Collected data
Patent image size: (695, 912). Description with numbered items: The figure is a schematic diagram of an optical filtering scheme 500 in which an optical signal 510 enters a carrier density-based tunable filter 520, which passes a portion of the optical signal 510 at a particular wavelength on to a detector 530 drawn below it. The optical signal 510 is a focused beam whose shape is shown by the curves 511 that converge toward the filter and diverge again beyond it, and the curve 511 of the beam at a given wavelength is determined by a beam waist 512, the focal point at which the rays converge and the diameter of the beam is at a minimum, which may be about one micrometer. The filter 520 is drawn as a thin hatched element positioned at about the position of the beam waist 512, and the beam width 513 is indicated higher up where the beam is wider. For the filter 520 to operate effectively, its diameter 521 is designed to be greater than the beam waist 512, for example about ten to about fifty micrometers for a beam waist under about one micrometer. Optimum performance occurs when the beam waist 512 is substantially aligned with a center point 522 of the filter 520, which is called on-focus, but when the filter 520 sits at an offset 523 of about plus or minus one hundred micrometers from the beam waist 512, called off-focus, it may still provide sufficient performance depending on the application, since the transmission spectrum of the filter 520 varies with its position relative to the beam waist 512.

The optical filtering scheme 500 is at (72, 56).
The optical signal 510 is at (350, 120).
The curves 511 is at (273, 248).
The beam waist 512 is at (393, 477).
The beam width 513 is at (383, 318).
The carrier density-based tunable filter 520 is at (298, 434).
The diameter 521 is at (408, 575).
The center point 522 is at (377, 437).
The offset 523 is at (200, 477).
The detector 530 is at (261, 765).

◆ WRITTEN PROBLEM:
Reproduce the data in full, swapping "schematic diagram" for "block diagram" and leaving everything else unchanged.

◆ ANSWER FOR THIS EXERCISE:
Patent image size: (695, 912). Description with numbered items: The figure is a block diagram of an optical filtering scheme 500 in which an optical signal 510 enters a carrier density-based tunable filter 520, which passes a portion of the optical signal 510 at a particular wavelength on to a detector 530 drawn below it. The optical signal 510 is a focused beam whose shape is shown by the curves 511 that converge toward the filter and diverge again beyond it, and the curve 511 of the beam at a given wavelength is determined by a beam waist 512, the focal point at which the rays converge and the diameter of the beam is at a minimum, which may be about one micrometer. The filter 520 is drawn as a thin hatched element positioned at about the position of the beam waist 512, and the beam width 513 is indicated higher up where the beam is wider. For the filter 520 to operate effectively, its diameter 521 is designed to be greater than the beam waist 512, for example about ten to about fifty micrometers for a beam waist under about one micrometer. Optimum performance occurs when the beam waist 512 is substantially aligned with a center point 522 of the filter 520, which is called on-focus, but when the filter 520 sits at an offset 523 of about plus or minus one hundred micrometers from the beam waist 512, called off-focus, it may still provide sufficient performance depending on the application, since the transmission spectrum of the filter 520 varies with its position relative to the beam waist 512.

The optical filtering scheme 500 is at (72, 56).
The optical signal 510 is at (350, 120).
The curves 511 is at (273, 248).
The beam waist 512 is at (393, 477).
The beam width 513 is at (383, 318).
The carrier density-based tunable filter 520 is at (298, 434).
The diameter 521 is at (408, 575).
The center point 522 is at (377, 437).
The offset 523 is at (200, 477).
The detector 530 is at (261, 765).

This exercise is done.